[Saved entries]
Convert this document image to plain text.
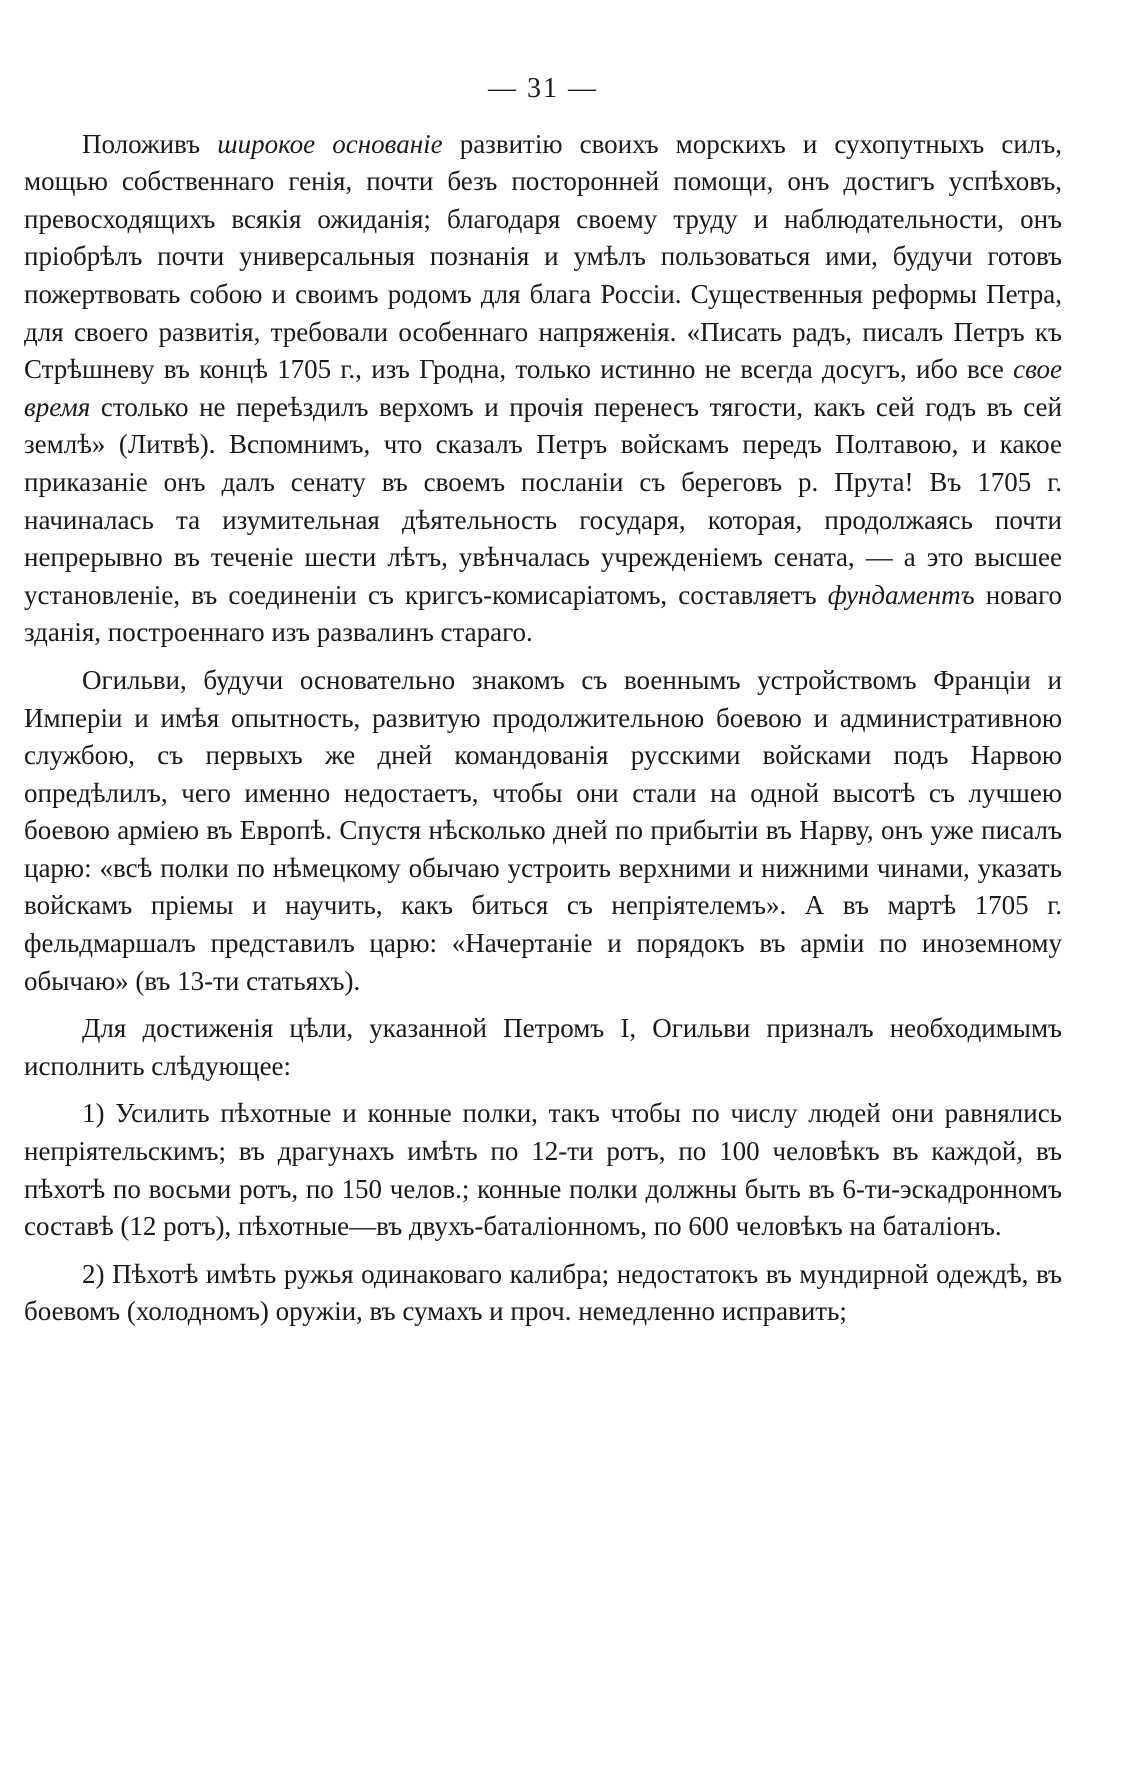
— 31 —

Положивъ широкое основаніе развитію своихъ морскихъ и сухопутныхъ силъ, мощью собственнаго генія, почти безъ посторонней помощи, онъ достигъ успѣховъ, превосходящихъ всякія ожиданія; благодаря своему труду и наблюдательности, онъ пріобрѣлъ почти универсальныя познанія и умѣлъ пользоваться ими, будучи готовъ пожертвовать собою и своимъ родомъ для блага Россіи. Существенныя реформы Петра, для своего развитія, требовали особеннаго напряженія. «Писать радъ, писалъ Петръ къ Стрѣшневу въ концѣ 1705 г., изъ Гродна, только истинно не всегда досугъ, ибо все свое время столько не переѣздилъ верхомъ и прочія перенесъ тягости, какъ сей годъ въ сей землѣ» (Литвѣ). Вспомнимъ, что сказалъ Петръ войскамъ передъ Полтавою, и какое приказаніе онъ далъ сенату въ своемъ посланіи съ береговъ р. Прута! Въ 1705 г. начиналась та изумительная дѣятельность государя, которая, продолжаясь почти непрерывно въ теченіе шести лѣтъ, увѣнчалась учрежденіемъ сената, — а это высшее установленіе, въ соединеніи съ кригсъ-комисаріатомъ, составляетъ фундаментъ новаго зданія, построеннаго изъ развалинъ стараго.

Огильви, будучи основательно знакомъ съ военнымъ устройствомъ Франціи и Имперіи и имѣя опытность, развитую продолжительною боевою и административною службою, съ первыхъ же дней командованія русскими войсками подъ Нарвою опредѣлилъ, чего именно недостаетъ, чтобы они стали на одной высотѣ съ лучшею боевою арміею въ Европѣ. Спустя нѣсколько дней по прибытіи въ Нарву, онъ уже писалъ царю: «всѣ полки по нѣмецкому обычаю устроить верхними и нижними чинами, указать войскамъ пріемы и научить, какъ биться съ непріятелемъ». А въ мартѣ 1705 г. фельдмаршалъ представилъ царю: «Начертаніе и порядокъ въ арміи по иноземному обычаю» (въ 13-ти статьяхъ).

Для достиженія цѣли, указанной Петромъ I, Огильви призналъ необходимымъ исполнить слѣдующее:

1) Усилить пѣхотные и конные полки, такъ чтобы по числу людей они равнялись непріятельскимъ; въ драгунахъ имѣть по 12-ти ротъ, по 100 человѣкъ въ каждой, въ пѣхотѣ по восьми ротъ, по 150 челов.; конные полки должны быть въ 6-ти-эскадронномъ составѣ (12 ротъ), пѣхотные—въ двухъ-баталіонномъ, по 600 человѣкъ на баталіонъ.

2) Пѣхотѣ имѣть ружья одинаковаго калибра; недостатокъ въ мундирной одеждѣ, въ боевомъ (холодномъ) оружіи, въ сумахъ и проч. немедленно исправить;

Task to complete » Pictures are excluded; repeat every record exactly.

Response to the task »
Convert this document image to plain text.
— 31 —

Положивъ широкое основаніе развитію своихъ морскихъ и сухопутныхъ силъ, мощью собственнаго генія, почти безъ посторонней помощи, онъ достигъ успѣховъ, превосходящихъ всякія ожиданія; благодаря своему труду и наблюдательности, онъ пріобрѣлъ почти универсальныя познанія и умѣлъ пользоваться ими, будучи готовъ пожертвовать собою и своимъ родомъ для блага Россіи. Существенныя реформы Петра, для своего развитія, требовали особеннаго напряженія. «Писать радъ, писалъ Петръ къ Стрѣшневу въ концѣ 1705 г., изъ Гродна, только истинно не всегда досугъ, ибо все свое время столько не переѣздилъ верхомъ и прочія перенесъ тягости, какъ сей годъ въ сей землѣ» (Литвѣ). Вспомнимъ, что сказалъ Петръ войскамъ передъ Полтавою, и какое приказаніе онъ далъ сенату въ своемъ посланіи съ береговъ р. Прута! Въ 1705 г. начиналась та изумительная дѣятельность государя, которая, продолжаясь почти непрерывно въ теченіе шести лѣтъ, увѣнчалась учрежденіемъ сената, — а это высшее установленіе, въ соединеніи съ кригсъ-комисаріатомъ, составляетъ фундаментъ новаго зданія, построеннаго изъ развалинъ стараго.

Огильви, будучи основательно знакомъ съ военнымъ устройствомъ Франціи и Имперіи и имѣя опытность, развитую продолжительною боевою и административною службою, съ первыхъ же дней командованія русскими войсками подъ Нарвою опредѣлилъ, чего именно недостаетъ, чтобы они стали на одной высотѣ съ лучшею боевою арміею въ Европѣ. Спустя нѣсколько дней по прибытіи въ Нарву, онъ уже писалъ царю: «всѣ полки по нѣмецкому обычаю устроить верхними и нижними чинами, указать войскамъ пріемы и научить, какъ биться съ непріятелемъ». А въ мартѣ 1705 г. фельдмаршалъ представилъ царю: «Начертаніе и порядокъ въ арміи по иноземному обычаю» (въ 13-ти статьяхъ).

Для достиженія цѣли, указанной Петромъ I, Огильви призналъ необходимымъ исполнить слѣдующее:

1) Усилить пѣхотные и конные полки, такъ чтобы по числу людей они равнялись непріятельскимъ; въ драгунахъ имѣть по 12-ти ротъ, по 100 человѣкъ въ каждой, въ пѣхотѣ по восьми ротъ, по 150 челов.; конные полки должны быть въ 6-ти-эскадронномъ составѣ (12 ротъ), пѣхотные—въ двухъ-баталіонномъ, по 600 человѣкъ на баталіонъ.

2) Пѣхотѣ имѣть ружья одинаковаго калибра; недостатокъ въ мундирной одеждѣ, въ боевомъ (холодномъ) оружіи, въ сумахъ и проч. немедленно исправить;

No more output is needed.